What is being asked: Using the data below, gather each line that includes the word "name".

Input data:
□ □ □

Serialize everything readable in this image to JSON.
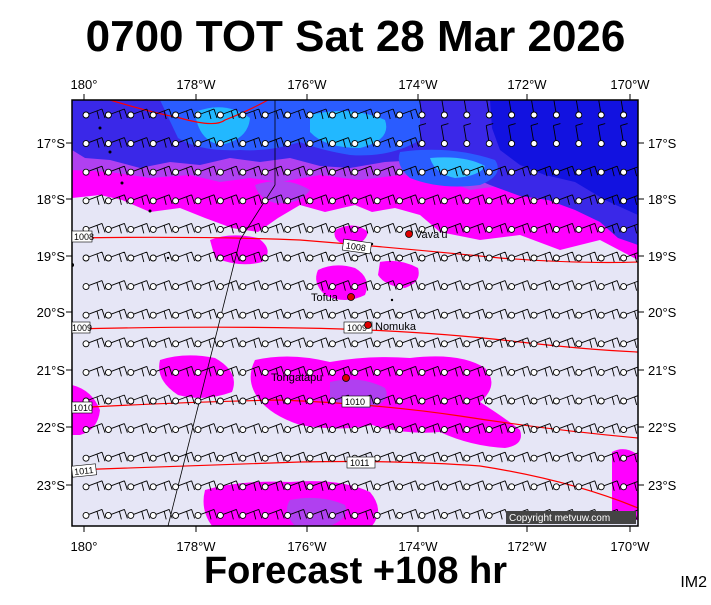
{
  "title": "0700 TOT Sat 28 Mar 2026",
  "subtitle": "Forecast +108 hr",
  "product_code": "IM2",
  "copyright": "Copyright metvuw.com",
  "lon_labels": [
    "180°",
    "178°W",
    "176°W",
    "174°W",
    "172°W",
    "170°W"
  ],
  "lat_labels": [
    "17°S",
    "18°S",
    "19°S",
    "20°S",
    "21°S",
    "22°S",
    "23°S"
  ],
  "places": [
    {
      "name": "Vava'u"
    },
    {
      "name": "Tofua"
    },
    {
      "name": "Nomuka"
    },
    {
      "name": "Tongatapu"
    }
  ],
  "isobars": [
    {
      "label": "1008"
    },
    {
      "label": "1009"
    },
    {
      "label": "1010"
    },
    {
      "label": "1011"
    }
  ],
  "colors": {
    "background": "#e6e6f6",
    "magenta": "#ff00ff",
    "violet": "#aa33ee",
    "blue_deep": "#1010e8",
    "blue_mid": "#2a5cff",
    "cyan": "#1e9bff",
    "isobar": "#ff0000",
    "place_dot": "#dd0000"
  }
}
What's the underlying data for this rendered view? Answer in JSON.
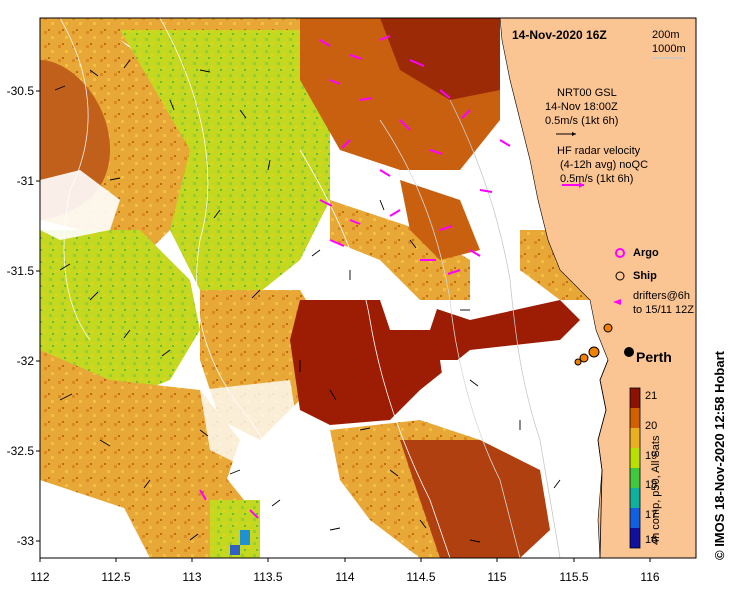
{
  "map": {
    "title": "14-Nov-2020 16Z",
    "credit": "© IMOS 18-Nov-2020 12:58 Hobart",
    "depth_contours": [
      "200m",
      "1000m"
    ],
    "lat_ticks": [
      "-30.5",
      "-31",
      "-31.5",
      "-32",
      "-32.5",
      "-33"
    ],
    "lon_ticks": [
      "112",
      "112.5",
      "113",
      "113.5",
      "114",
      "114.5",
      "115",
      "115.5",
      "116"
    ],
    "city": "Perth"
  },
  "legend": {
    "gsl_line1": "NRT00 GSL",
    "gsl_line2": "14-Nov 18:00Z",
    "gsl_scale": "0.5m/s (1kt 6h)",
    "hf_line1": "HF radar velocity",
    "hf_line2": "(4-12h avg) noQC",
    "hf_scale": "0.5m/s (1kt 6h)",
    "argo": "Argo",
    "ship": "Ship",
    "drifters_line1": "drifters@6h",
    "drifters_line2": "to 15/11 12Z"
  },
  "colorbar": {
    "label": "4h comp, p50, All Sats",
    "ticks": [
      "21",
      "20",
      "19",
      "18",
      "17",
      "16"
    ]
  },
  "colors": {
    "land": "#fbc493",
    "hot": "#a01a00",
    "warm": "#d86a00",
    "mid": "#f0b030",
    "cool": "#c8e000",
    "green": "#70cc30",
    "hfradar": "#ff00ff",
    "ship": "#f08000"
  }
}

□ □ □

Solution for this exercise:
      "name": "Vava'u"
      "name": "Tofua"
      "name": "Nomuka"
      "name": "Tongatapu"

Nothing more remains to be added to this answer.